══ EXCERPTED RECORDS

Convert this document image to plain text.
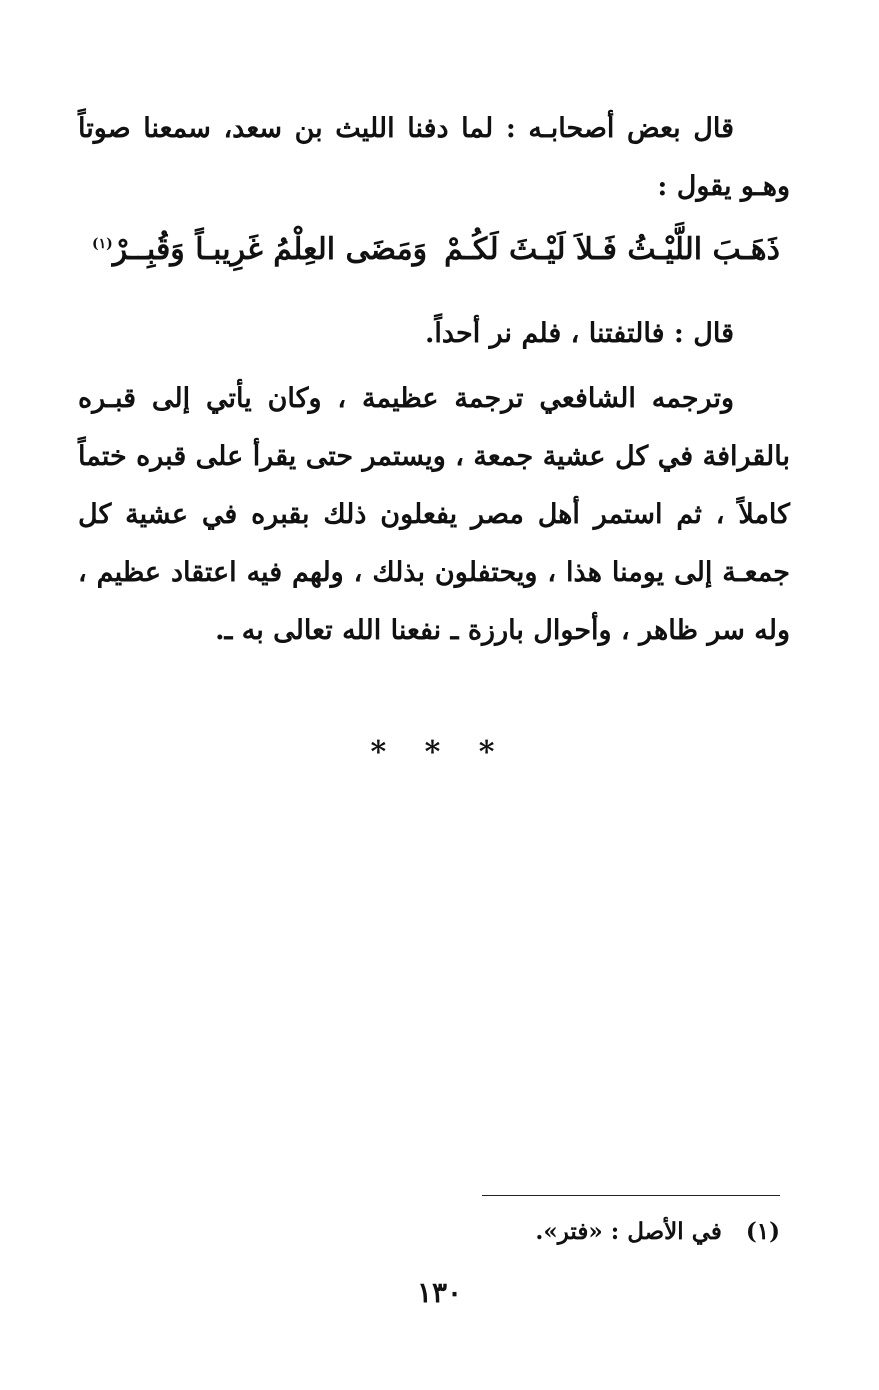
قال بعض أصحابـه : لما دفنا الليث بن سعد، سمعنا صوتاً وهـو يقول :

ذَهَـبَ اللَّيْـثُ فَـلاَ لَيْـثَ لَكُـمْ
وَمَضَى العِلْمُ غَرِيبـاً وَقُبِــرْ$^{(١)}$

قال : فالتفتنا ، فلم نر أحداً.

وترجمه الشافعي ترجمة عظيمة ، وكان يأتي إلى قبـره بالقرافة في كل عشية جمعة ، ويستمر حتى يقرأ على قبره ختماً كاملاً ، ثم استمر أهل مصر يفعلون ذلك بقبره في عشية كل جمعـة إلى يومنا هذا ، ويحتفلون بذلك ، ولهم فيه اعتقاد عظيم ، وله سر ظاهر ، وأحوال بارزة ـ نفعنا الله تعالى به ـ.

* * *
(١)في الأصل : «فتر».
١٣٠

════

**WRITTEN EXERCISE**
Images must not appear in the copy; reproduce everything else in the records verbatim.

**ANSWER TO THIS PROBLEM**
Convert this document image to plain text.
قال بعض أصحابـه : لما دفنا الليث بن سعد، سمعنا صوتاً وهـو يقول :

ذَهَـبَ اللَّيْـثُ فَـلاَ لَيْـثَ لَكُـمْ
وَمَضَى العِلْمُ غَرِيبـاً وَقُبِــرْ$^{(١)}$

قال : فالتفتنا ، فلم نر أحداً.

وترجمه الشافعي ترجمة عظيمة ، وكان يأتي إلى قبـره بالقرافة في كل عشية جمعة ، ويستمر حتى يقرأ على قبره ختماً كاملاً ، ثم استمر أهل مصر يفعلون ذلك بقبره في عشية كل جمعـة إلى يومنا هذا ، ويحتفلون بذلك ، ولهم فيه اعتقاد عظيم ، وله سر ظاهر ، وأحوال بارزة ـ نفعنا الله تعالى به ـ.

* * *
(١)في الأصل : «فتر».
١٣٠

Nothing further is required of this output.